Stated exercise. Give the number of lines that include the word "đồng", and nothing else.

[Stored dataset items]
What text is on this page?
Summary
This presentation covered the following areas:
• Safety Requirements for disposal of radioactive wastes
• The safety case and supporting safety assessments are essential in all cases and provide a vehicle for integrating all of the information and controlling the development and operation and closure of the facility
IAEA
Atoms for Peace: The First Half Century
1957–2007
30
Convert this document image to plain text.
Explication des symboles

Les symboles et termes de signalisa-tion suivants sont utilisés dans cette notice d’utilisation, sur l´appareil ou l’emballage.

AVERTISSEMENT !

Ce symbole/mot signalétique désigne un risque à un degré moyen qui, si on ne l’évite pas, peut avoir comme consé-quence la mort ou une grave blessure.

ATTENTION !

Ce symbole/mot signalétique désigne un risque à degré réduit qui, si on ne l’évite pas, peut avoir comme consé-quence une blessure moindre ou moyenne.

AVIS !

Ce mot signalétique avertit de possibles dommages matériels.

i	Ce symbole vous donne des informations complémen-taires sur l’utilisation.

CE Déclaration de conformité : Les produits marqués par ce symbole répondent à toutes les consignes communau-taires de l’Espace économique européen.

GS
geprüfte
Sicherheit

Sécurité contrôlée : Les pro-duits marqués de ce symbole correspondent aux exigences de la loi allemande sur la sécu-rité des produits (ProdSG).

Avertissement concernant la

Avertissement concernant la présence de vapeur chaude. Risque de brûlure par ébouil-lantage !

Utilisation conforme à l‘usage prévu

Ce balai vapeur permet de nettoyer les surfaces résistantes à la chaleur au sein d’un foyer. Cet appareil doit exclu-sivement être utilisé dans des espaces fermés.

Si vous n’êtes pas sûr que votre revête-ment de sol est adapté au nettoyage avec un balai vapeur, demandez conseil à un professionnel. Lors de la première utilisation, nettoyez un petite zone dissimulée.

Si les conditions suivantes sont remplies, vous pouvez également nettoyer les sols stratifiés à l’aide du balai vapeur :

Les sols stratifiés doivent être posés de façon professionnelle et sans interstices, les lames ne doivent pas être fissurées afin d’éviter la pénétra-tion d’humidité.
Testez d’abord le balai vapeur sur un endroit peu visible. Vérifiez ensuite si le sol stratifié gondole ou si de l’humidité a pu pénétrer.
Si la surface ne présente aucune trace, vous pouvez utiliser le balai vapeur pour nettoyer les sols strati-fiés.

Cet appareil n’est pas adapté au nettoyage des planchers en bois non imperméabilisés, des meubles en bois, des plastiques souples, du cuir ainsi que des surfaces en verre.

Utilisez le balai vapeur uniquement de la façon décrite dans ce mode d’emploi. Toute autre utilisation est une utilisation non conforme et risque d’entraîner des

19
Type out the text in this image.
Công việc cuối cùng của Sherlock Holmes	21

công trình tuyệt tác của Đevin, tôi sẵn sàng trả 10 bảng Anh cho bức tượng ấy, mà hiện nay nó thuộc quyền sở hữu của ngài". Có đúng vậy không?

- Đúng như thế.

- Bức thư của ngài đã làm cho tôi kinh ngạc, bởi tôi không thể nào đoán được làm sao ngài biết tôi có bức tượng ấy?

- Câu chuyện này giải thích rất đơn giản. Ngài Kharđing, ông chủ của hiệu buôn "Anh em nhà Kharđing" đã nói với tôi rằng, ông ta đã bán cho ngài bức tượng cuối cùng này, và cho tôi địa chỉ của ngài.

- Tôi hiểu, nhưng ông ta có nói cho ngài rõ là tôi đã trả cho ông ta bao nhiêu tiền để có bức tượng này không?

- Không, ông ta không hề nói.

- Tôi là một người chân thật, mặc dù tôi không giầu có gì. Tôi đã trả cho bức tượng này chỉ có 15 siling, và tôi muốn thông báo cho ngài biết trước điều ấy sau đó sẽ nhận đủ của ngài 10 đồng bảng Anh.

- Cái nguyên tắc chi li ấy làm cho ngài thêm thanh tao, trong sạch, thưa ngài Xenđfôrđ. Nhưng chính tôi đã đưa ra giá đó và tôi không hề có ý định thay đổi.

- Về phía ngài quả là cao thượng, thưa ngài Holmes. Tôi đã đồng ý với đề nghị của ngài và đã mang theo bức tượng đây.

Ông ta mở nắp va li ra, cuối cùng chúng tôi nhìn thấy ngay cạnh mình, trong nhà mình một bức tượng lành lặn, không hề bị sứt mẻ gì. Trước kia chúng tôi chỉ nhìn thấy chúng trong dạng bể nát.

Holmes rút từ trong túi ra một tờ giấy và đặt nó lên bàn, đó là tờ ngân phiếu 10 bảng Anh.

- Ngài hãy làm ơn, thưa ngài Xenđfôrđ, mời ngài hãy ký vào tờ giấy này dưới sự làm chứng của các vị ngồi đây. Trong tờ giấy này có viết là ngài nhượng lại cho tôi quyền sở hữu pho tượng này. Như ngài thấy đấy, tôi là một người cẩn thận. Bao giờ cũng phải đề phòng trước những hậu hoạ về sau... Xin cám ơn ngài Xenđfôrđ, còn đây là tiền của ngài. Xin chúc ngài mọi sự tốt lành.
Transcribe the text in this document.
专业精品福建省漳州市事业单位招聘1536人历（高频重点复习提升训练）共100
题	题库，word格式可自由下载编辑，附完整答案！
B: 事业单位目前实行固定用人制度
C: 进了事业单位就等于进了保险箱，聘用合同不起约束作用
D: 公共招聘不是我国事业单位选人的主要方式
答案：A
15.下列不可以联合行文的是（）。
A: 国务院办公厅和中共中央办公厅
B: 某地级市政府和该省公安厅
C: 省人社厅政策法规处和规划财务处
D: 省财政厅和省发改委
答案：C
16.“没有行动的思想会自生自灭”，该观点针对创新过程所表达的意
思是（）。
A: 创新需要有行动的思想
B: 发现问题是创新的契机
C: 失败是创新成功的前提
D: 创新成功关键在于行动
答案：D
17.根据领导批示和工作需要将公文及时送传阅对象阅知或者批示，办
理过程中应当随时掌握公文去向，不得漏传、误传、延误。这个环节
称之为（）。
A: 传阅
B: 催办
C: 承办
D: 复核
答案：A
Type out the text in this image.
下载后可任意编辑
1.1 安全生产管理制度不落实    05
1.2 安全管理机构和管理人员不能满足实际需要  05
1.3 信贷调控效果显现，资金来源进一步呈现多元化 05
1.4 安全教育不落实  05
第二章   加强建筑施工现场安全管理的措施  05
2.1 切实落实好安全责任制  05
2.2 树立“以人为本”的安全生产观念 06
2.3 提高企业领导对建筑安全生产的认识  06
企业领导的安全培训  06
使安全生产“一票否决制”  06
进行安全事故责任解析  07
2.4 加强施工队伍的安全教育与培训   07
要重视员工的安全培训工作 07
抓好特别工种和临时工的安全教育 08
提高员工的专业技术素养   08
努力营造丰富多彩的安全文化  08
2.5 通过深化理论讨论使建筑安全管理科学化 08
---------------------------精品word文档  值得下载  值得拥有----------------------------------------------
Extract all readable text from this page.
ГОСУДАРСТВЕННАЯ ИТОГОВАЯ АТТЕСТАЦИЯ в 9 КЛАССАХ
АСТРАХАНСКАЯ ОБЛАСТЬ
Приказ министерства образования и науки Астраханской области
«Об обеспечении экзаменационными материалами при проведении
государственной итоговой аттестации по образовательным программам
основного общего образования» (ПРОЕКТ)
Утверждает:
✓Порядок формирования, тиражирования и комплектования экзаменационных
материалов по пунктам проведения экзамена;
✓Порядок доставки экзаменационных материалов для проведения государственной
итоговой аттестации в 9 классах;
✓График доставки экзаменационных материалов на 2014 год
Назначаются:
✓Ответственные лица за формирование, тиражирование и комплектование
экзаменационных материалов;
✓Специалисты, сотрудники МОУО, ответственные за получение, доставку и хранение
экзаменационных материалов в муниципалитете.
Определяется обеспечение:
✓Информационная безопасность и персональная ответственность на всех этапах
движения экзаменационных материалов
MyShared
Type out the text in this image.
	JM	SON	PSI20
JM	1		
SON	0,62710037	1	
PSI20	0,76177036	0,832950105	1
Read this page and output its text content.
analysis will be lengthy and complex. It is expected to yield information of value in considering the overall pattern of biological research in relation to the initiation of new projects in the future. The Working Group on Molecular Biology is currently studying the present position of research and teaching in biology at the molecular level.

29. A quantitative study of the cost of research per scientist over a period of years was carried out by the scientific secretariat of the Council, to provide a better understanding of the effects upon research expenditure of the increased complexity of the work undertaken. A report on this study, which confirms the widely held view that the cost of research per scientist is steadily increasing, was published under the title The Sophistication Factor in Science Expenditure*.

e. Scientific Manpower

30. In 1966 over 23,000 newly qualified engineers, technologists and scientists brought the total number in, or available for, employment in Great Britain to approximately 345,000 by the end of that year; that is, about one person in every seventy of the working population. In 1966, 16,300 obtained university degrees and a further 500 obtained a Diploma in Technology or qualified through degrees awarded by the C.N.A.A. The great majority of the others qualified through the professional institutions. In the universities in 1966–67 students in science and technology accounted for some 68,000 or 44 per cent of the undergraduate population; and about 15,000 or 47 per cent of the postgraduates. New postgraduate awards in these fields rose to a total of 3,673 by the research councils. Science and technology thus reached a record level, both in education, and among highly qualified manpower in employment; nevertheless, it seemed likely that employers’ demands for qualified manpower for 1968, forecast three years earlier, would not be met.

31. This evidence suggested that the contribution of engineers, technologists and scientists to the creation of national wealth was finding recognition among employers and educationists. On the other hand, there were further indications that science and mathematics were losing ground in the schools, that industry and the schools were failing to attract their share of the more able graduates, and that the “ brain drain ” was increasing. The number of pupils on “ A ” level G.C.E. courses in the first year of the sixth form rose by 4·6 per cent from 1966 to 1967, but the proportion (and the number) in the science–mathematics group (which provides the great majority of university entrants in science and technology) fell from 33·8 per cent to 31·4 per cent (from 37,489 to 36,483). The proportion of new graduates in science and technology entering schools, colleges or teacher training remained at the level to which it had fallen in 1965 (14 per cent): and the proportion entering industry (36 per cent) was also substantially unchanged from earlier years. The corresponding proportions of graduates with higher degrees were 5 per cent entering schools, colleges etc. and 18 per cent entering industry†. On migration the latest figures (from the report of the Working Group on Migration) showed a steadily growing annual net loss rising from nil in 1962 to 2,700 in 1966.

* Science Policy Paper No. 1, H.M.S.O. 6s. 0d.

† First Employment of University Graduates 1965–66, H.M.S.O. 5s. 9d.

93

Expected answer. 2